[Data items]
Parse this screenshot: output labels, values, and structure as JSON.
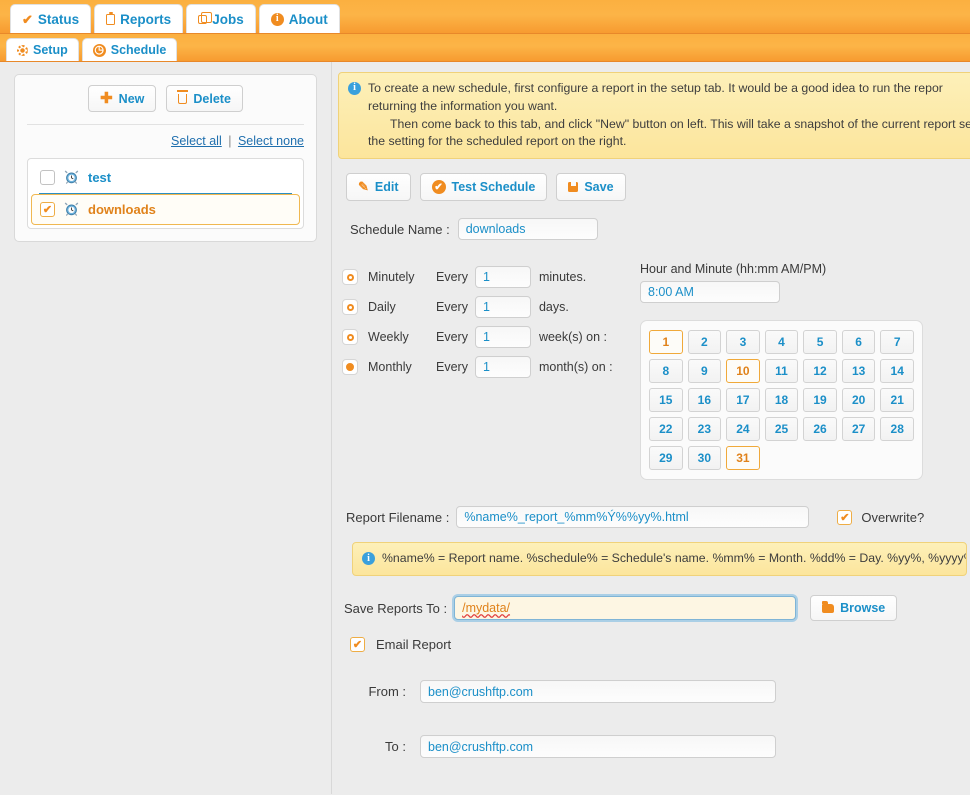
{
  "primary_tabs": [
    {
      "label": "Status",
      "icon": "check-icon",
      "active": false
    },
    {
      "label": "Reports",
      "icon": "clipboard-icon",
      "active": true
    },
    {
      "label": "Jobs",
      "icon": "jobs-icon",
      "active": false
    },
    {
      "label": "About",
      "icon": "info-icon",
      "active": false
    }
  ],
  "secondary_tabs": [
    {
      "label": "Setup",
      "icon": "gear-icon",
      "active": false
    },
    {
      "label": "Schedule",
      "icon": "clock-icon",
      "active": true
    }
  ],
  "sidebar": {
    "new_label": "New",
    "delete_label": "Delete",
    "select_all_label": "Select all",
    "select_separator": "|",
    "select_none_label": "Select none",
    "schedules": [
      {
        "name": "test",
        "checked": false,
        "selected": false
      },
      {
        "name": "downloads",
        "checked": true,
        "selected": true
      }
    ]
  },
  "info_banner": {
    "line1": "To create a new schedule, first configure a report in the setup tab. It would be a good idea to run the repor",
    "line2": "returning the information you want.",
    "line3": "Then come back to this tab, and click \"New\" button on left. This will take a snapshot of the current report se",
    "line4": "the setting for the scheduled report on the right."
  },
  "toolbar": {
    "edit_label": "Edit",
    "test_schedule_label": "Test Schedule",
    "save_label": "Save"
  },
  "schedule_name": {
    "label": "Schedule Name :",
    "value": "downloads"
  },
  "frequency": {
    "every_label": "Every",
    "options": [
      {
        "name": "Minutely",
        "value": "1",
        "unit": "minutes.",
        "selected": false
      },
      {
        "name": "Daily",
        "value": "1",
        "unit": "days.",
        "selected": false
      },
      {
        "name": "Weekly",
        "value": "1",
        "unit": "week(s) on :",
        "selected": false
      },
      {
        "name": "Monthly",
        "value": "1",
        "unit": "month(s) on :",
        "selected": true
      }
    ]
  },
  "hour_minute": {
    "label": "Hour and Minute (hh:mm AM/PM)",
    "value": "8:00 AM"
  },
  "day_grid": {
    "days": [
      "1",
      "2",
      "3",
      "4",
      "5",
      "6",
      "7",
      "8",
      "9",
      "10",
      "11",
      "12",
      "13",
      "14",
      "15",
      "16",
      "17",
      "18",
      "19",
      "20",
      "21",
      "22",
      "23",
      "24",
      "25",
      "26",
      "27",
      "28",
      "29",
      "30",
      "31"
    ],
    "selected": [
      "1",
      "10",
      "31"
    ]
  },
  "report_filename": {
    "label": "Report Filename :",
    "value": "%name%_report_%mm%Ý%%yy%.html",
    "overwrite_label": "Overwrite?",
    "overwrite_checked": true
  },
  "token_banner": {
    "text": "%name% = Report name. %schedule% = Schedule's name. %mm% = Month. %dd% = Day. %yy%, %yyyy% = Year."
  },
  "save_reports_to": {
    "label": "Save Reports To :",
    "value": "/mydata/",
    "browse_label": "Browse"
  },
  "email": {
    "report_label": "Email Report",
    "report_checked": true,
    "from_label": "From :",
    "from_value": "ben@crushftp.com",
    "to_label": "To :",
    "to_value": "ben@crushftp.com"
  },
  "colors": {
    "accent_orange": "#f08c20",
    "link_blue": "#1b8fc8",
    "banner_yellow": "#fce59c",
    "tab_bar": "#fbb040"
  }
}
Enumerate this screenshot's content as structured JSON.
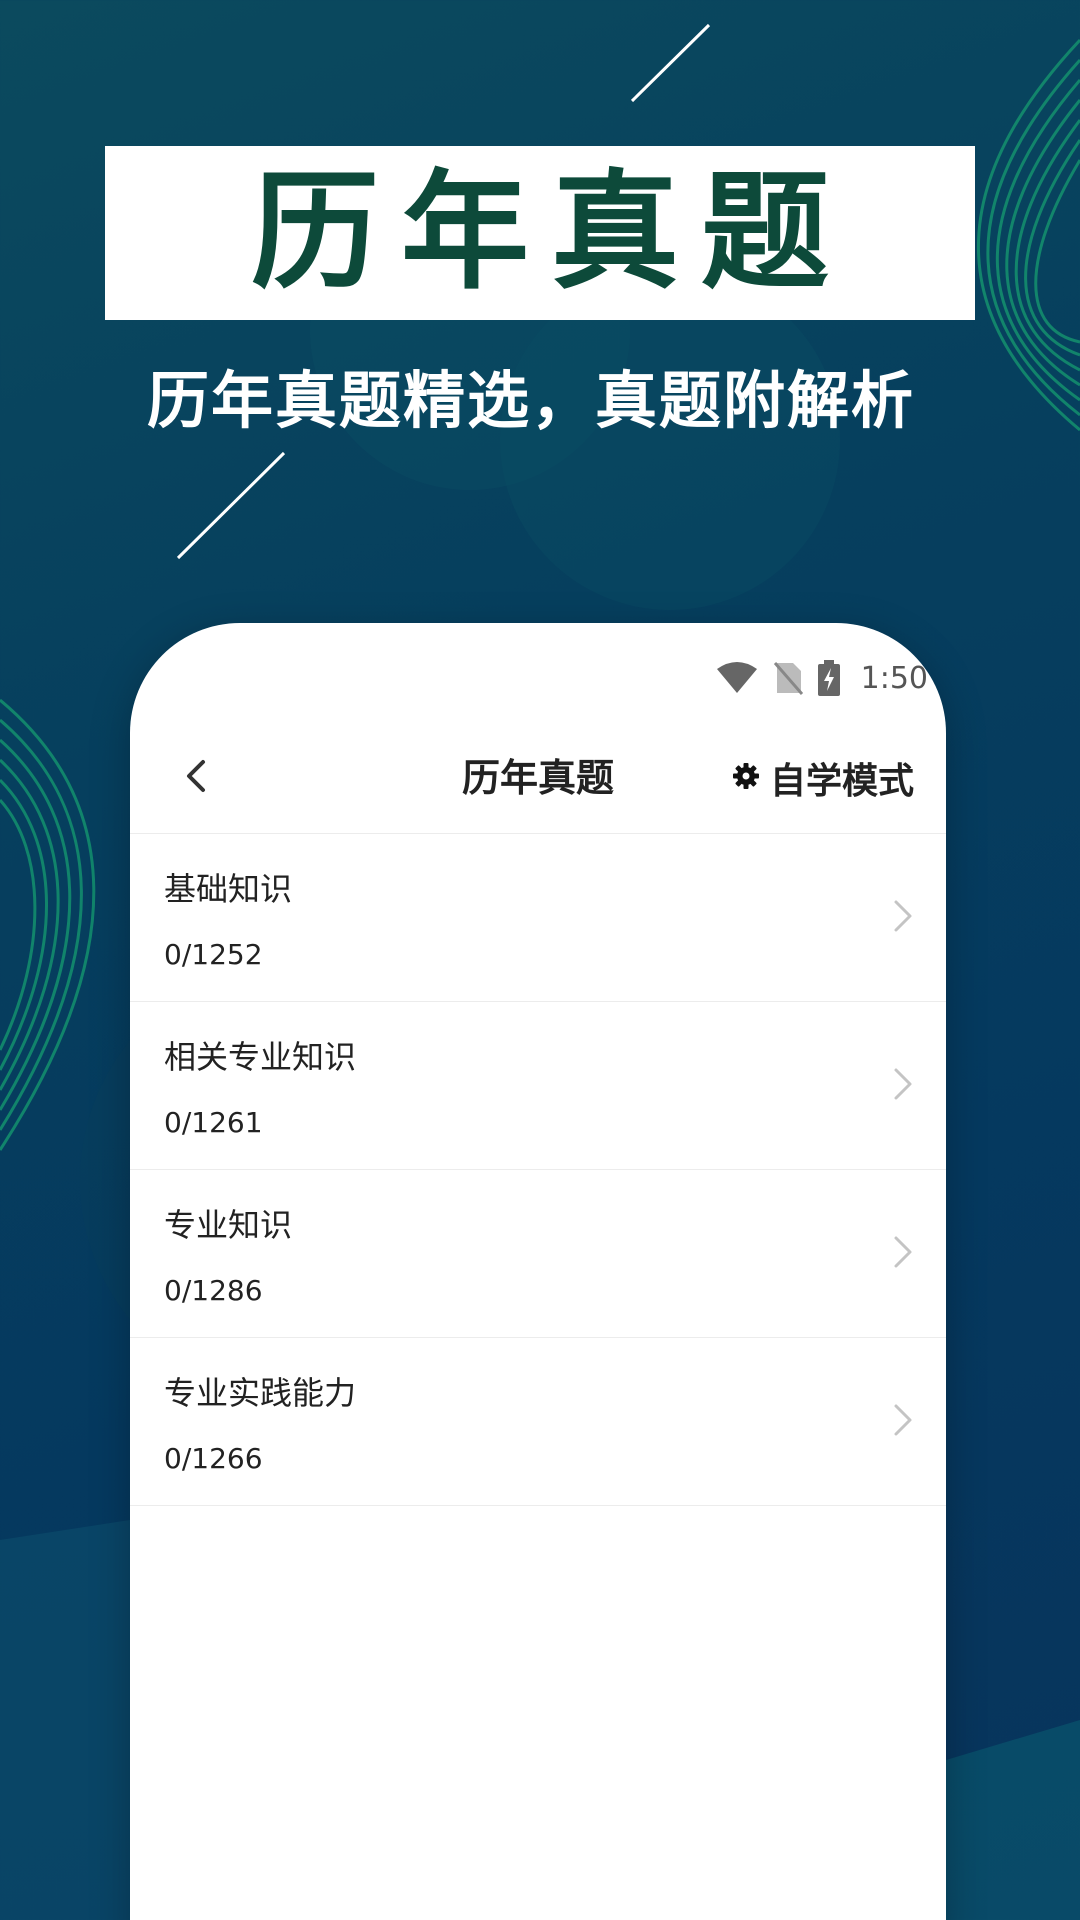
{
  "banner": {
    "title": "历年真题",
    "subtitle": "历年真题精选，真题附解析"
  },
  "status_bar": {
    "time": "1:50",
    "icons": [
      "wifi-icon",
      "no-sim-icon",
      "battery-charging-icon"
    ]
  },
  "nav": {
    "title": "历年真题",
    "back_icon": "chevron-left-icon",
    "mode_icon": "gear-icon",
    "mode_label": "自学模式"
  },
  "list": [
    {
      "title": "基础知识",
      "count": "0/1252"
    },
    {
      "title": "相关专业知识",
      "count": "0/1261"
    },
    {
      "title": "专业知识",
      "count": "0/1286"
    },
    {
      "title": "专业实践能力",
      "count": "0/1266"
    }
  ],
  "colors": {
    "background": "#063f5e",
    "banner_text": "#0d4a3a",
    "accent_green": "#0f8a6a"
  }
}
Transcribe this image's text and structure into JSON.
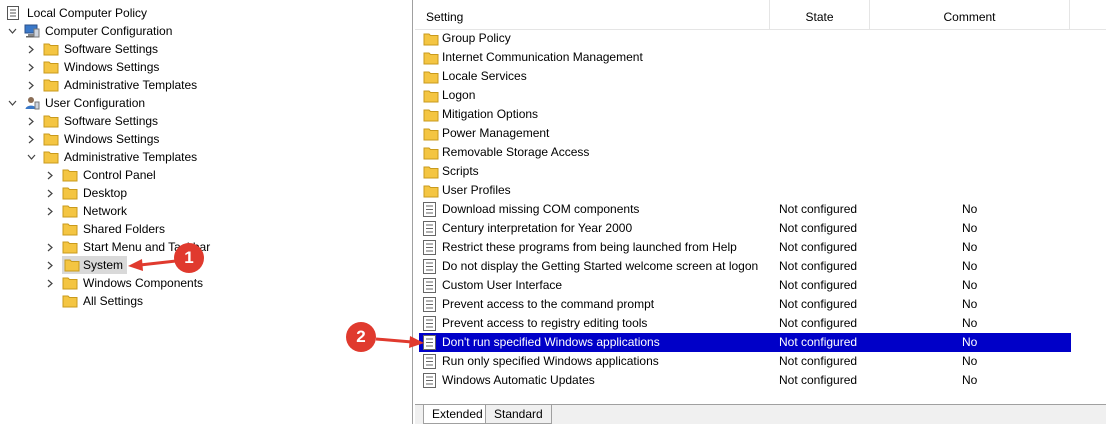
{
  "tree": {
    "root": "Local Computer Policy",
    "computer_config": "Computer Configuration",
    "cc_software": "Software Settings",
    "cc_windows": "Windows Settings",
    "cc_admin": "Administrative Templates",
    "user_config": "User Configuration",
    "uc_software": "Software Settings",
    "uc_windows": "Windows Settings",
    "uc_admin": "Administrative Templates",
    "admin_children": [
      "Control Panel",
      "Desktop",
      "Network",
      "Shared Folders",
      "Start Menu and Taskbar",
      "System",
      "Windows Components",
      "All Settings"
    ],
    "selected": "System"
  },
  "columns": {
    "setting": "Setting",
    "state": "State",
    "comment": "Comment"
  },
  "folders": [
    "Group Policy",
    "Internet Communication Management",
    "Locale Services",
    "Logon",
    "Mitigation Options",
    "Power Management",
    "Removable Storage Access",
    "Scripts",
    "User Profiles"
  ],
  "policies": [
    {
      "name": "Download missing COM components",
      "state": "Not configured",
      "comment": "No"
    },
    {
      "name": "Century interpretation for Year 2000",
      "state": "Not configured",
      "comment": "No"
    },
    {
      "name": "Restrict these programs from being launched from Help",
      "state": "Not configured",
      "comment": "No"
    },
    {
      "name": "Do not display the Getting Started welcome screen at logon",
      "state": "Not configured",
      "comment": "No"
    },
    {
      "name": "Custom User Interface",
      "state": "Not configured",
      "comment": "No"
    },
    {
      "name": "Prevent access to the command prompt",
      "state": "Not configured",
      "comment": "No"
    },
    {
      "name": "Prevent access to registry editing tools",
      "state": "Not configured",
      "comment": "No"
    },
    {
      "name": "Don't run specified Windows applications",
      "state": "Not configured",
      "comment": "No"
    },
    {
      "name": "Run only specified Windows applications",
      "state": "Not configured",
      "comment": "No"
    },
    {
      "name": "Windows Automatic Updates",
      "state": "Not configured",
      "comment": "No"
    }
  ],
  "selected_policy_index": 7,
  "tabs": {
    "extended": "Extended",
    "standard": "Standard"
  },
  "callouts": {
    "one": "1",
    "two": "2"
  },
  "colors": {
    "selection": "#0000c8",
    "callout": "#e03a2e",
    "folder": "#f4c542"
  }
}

[Instructions to follow]:
Copy each line of the listing that holds the word "unit".

[Result]:
        "unit": "minutes.",
        "unit": "days.",
        "unit": "week(s) on :",
        "unit": "month(s) on :",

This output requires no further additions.